YOUR GOAL: Locate every line that holds the string "color" and copy it.

(Data entries for graphics)
==*==

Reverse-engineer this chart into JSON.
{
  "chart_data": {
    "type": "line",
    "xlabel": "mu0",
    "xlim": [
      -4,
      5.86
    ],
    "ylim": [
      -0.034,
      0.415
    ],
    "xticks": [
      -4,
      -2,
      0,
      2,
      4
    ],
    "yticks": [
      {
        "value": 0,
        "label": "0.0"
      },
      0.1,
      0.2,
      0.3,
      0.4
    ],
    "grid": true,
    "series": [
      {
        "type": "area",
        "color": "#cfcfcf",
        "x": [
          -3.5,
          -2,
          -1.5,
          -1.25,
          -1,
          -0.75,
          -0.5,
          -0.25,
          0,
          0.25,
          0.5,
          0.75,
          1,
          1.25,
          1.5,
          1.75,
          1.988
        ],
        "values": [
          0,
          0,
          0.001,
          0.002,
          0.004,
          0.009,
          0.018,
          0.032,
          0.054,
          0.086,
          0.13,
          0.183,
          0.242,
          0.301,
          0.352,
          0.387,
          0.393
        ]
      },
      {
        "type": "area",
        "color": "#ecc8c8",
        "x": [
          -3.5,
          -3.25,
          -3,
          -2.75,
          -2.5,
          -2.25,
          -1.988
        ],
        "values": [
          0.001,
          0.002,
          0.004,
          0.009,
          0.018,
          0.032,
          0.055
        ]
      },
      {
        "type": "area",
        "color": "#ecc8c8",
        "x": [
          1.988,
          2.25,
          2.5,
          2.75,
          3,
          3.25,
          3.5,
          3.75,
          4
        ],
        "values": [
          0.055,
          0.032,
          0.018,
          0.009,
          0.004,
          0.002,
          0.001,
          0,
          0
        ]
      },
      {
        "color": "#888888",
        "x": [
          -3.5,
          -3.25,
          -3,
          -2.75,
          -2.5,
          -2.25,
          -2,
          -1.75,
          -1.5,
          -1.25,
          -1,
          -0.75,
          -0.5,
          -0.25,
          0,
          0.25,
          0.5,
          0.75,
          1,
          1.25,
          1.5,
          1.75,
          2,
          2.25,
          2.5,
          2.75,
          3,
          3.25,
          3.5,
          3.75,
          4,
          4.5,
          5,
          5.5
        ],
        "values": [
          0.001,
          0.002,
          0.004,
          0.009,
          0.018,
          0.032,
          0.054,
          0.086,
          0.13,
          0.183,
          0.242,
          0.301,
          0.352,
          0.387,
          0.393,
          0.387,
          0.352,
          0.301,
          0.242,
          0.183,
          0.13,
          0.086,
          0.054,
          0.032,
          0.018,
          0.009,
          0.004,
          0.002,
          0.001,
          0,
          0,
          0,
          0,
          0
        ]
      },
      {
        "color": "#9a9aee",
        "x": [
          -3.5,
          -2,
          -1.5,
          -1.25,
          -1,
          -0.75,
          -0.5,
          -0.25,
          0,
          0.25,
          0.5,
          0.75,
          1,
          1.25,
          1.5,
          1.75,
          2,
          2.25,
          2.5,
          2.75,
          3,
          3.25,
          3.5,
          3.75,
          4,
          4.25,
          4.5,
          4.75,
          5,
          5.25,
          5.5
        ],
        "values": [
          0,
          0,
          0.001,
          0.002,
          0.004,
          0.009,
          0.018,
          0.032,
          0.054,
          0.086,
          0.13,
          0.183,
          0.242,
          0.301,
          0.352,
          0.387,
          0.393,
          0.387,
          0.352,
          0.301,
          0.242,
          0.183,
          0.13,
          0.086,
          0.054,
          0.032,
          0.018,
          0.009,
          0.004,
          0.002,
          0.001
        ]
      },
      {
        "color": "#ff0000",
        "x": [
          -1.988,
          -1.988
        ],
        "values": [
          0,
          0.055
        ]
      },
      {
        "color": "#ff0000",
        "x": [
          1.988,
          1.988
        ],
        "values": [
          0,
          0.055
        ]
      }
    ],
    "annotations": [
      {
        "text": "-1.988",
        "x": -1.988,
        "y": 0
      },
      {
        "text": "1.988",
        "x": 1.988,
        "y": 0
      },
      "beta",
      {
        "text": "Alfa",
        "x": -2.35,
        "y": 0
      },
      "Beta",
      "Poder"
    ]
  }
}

==*==

THE SOLUTION:
        "color": "#cfcfcf",
        "color": "#ecc8c8",
        "color": "#ecc8c8",
        "color": "#888888",
        "color": "#9a9aee",
        "color": "#ff0000",
        "color": "#ff0000",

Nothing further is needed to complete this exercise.